## Items drawn from a data source
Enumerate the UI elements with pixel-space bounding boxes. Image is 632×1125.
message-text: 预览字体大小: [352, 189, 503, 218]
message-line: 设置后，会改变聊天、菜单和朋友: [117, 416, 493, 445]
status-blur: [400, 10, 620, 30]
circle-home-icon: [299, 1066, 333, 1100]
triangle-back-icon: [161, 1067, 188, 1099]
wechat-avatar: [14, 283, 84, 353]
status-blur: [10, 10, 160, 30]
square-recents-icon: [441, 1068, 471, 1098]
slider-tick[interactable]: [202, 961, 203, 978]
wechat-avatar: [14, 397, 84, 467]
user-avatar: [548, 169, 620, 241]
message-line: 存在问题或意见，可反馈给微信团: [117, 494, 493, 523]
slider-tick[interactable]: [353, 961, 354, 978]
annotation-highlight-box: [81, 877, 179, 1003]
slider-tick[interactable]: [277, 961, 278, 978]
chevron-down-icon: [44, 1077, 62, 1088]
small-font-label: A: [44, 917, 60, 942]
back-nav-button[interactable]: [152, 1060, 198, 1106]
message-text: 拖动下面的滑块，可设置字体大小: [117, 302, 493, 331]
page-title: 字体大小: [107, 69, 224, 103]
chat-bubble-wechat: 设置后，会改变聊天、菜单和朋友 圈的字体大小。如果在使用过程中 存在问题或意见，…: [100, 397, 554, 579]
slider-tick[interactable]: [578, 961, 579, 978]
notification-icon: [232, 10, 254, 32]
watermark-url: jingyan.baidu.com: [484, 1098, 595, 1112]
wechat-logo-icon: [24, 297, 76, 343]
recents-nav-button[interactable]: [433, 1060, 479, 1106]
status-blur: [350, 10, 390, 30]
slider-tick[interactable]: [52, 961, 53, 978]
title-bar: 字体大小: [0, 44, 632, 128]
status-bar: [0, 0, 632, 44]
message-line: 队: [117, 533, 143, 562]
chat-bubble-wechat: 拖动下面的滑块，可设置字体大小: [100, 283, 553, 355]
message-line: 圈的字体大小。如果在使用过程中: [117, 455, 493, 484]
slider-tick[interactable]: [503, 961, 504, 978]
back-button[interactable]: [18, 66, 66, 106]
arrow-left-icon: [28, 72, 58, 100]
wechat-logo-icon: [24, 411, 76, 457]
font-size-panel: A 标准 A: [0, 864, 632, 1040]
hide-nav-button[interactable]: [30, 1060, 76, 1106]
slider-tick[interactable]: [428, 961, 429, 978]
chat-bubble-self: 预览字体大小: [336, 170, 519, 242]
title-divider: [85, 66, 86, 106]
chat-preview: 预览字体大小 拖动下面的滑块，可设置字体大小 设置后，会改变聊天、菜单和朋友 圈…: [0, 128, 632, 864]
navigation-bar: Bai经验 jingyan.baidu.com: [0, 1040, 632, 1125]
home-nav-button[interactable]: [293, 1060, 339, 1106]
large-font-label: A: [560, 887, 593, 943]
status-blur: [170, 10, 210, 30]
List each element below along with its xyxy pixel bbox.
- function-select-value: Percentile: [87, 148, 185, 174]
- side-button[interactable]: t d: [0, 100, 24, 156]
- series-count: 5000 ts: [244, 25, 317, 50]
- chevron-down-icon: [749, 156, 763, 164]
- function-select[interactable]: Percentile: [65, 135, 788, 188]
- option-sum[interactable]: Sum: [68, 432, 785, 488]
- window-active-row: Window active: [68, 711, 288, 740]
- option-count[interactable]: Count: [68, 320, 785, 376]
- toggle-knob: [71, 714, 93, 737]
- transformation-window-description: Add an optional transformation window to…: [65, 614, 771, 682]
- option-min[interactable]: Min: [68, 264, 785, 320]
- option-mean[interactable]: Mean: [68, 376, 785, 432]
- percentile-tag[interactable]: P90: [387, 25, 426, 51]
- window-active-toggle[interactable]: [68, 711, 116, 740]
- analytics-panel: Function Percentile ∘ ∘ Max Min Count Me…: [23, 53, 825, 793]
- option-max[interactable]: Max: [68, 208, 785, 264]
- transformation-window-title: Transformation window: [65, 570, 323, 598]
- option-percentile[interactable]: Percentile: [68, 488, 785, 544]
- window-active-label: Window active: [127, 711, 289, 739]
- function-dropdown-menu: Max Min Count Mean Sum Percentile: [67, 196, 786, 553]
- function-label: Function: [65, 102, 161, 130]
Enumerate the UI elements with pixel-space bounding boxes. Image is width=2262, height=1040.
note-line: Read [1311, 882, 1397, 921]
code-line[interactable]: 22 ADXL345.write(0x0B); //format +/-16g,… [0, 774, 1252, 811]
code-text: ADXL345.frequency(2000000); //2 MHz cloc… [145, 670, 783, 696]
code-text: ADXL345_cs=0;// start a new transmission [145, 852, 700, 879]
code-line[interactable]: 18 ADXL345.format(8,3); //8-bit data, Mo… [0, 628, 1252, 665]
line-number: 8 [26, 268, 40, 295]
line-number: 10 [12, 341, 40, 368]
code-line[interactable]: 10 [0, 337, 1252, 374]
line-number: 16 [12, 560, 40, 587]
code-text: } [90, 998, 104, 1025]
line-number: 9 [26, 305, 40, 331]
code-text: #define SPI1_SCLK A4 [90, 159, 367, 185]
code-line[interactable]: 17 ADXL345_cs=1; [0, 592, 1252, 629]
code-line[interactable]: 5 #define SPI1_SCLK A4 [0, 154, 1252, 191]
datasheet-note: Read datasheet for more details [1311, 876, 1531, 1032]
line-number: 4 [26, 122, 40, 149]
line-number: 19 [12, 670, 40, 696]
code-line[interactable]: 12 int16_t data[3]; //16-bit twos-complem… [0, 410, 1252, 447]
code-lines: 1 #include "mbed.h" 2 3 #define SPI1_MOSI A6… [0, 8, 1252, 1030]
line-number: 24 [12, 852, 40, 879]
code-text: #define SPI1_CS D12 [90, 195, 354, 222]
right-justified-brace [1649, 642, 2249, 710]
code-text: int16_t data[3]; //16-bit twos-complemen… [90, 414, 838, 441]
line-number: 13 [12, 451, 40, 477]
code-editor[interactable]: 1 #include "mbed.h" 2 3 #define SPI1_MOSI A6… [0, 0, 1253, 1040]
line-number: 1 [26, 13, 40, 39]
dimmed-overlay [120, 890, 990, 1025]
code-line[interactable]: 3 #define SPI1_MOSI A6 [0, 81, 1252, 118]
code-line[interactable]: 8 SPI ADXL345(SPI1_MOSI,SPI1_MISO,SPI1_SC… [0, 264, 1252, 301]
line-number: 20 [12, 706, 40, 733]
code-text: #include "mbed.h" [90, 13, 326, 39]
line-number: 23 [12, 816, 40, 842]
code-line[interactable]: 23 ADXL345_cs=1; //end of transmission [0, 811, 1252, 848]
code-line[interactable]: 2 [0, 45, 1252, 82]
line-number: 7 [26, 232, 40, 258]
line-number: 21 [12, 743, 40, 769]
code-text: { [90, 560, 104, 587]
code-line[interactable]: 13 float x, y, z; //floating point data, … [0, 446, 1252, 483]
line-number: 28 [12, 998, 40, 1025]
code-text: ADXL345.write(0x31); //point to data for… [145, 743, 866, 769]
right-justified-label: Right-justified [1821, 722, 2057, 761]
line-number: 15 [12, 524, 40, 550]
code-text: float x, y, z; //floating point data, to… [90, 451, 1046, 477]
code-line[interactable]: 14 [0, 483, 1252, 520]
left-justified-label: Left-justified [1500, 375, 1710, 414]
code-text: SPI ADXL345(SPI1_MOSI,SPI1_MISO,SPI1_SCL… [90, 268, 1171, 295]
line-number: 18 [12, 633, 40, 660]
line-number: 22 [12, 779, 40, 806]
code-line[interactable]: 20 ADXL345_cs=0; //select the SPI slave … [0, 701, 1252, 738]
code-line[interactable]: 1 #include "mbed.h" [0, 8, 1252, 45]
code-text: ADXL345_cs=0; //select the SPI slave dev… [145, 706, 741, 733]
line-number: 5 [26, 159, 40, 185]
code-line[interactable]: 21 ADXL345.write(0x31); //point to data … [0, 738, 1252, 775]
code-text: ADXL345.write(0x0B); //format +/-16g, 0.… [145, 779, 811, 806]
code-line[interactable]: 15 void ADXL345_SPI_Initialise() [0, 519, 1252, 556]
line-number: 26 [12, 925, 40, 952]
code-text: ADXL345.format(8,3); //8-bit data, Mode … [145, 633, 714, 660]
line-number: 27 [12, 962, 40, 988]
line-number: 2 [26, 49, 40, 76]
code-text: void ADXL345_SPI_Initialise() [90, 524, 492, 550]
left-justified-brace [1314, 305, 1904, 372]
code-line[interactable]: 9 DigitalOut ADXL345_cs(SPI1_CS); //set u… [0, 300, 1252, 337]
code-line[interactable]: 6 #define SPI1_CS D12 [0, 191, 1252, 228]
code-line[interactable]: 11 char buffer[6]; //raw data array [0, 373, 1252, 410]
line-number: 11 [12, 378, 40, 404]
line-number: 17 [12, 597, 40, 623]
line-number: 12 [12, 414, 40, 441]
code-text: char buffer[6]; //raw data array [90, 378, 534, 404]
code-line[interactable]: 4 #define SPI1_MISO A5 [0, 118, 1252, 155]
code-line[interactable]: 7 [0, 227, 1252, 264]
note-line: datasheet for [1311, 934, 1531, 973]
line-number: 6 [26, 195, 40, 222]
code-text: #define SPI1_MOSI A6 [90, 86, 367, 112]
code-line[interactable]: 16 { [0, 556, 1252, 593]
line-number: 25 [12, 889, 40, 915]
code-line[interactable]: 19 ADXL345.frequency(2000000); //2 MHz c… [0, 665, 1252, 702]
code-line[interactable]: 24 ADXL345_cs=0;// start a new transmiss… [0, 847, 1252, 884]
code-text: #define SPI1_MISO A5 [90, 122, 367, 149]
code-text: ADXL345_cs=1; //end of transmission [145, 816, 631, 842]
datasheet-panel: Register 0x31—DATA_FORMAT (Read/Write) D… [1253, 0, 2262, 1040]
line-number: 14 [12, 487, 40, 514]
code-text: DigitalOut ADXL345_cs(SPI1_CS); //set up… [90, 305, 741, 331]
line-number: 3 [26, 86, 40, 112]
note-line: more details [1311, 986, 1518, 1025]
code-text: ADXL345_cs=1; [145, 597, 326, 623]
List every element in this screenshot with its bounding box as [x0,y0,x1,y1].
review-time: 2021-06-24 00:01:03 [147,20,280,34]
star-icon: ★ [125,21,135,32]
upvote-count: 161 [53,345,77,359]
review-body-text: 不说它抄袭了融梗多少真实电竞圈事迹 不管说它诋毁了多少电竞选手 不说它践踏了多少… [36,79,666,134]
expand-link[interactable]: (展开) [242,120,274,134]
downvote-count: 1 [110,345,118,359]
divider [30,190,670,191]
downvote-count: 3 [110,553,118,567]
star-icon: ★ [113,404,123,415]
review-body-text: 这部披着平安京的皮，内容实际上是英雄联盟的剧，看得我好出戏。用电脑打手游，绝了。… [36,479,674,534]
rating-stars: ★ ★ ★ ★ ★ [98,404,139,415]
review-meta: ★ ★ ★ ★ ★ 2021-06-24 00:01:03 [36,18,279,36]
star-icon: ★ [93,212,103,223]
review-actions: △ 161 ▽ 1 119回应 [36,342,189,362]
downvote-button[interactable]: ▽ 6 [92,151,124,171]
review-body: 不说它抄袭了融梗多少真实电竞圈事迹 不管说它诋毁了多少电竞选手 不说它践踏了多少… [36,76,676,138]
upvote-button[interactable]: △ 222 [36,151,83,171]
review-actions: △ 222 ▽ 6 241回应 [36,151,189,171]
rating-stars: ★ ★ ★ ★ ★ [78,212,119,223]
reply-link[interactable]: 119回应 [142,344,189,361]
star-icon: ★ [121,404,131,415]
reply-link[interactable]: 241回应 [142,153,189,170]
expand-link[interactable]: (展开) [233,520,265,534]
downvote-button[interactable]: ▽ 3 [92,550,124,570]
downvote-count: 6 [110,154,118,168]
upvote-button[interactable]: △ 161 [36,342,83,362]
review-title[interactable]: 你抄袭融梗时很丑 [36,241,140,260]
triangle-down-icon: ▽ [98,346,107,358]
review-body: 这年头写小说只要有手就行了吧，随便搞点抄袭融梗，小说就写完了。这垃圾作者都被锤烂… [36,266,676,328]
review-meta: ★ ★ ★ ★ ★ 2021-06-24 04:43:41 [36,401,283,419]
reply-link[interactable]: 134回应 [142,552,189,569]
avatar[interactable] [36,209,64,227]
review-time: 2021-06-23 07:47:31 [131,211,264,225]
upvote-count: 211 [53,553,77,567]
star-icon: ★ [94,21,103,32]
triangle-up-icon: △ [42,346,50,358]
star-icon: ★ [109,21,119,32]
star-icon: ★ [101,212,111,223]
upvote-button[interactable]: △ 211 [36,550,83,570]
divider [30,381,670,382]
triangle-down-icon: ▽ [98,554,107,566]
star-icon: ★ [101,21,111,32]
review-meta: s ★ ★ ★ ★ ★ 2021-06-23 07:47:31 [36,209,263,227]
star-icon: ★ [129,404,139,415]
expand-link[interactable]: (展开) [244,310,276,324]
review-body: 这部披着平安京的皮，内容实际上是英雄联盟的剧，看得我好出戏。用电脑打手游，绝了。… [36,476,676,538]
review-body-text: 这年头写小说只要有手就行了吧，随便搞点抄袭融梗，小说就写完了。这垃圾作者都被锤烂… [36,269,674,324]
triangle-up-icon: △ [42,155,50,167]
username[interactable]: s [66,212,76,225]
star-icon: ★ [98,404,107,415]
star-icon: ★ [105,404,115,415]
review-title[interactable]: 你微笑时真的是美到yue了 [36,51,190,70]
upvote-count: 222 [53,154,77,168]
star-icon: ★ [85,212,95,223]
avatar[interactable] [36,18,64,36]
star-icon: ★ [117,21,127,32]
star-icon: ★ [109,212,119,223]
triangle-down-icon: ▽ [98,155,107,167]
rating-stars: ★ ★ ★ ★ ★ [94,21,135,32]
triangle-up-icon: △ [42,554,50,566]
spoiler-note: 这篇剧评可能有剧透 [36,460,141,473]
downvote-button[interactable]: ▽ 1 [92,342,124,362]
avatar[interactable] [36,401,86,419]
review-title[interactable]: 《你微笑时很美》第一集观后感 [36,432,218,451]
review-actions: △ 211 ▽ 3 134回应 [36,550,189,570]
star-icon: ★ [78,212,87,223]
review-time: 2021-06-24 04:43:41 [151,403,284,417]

## Description of the task
Can you repeat the data word for word, starting at its very first line and going on through the line that contains "wechat-avatar: [14, 397, 84, 467]", both of those lines included?

## The answer
Enumerate the UI elements with pixel-space bounding boxes. Image is 632×1125.
message-text: 预览字体大小: [352, 189, 503, 218]
message-line: 设置后，会改变聊天、菜单和朋友: [117, 416, 493, 445]
status-blur: [400, 10, 620, 30]
circle-home-icon: [299, 1066, 333, 1100]
triangle-back-icon: [161, 1067, 188, 1099]
wechat-avatar: [14, 283, 84, 353]
status-blur: [10, 10, 160, 30]
square-recents-icon: [441, 1068, 471, 1098]
slider-tick[interactable]: [202, 961, 203, 978]
wechat-avatar: [14, 397, 84, 467]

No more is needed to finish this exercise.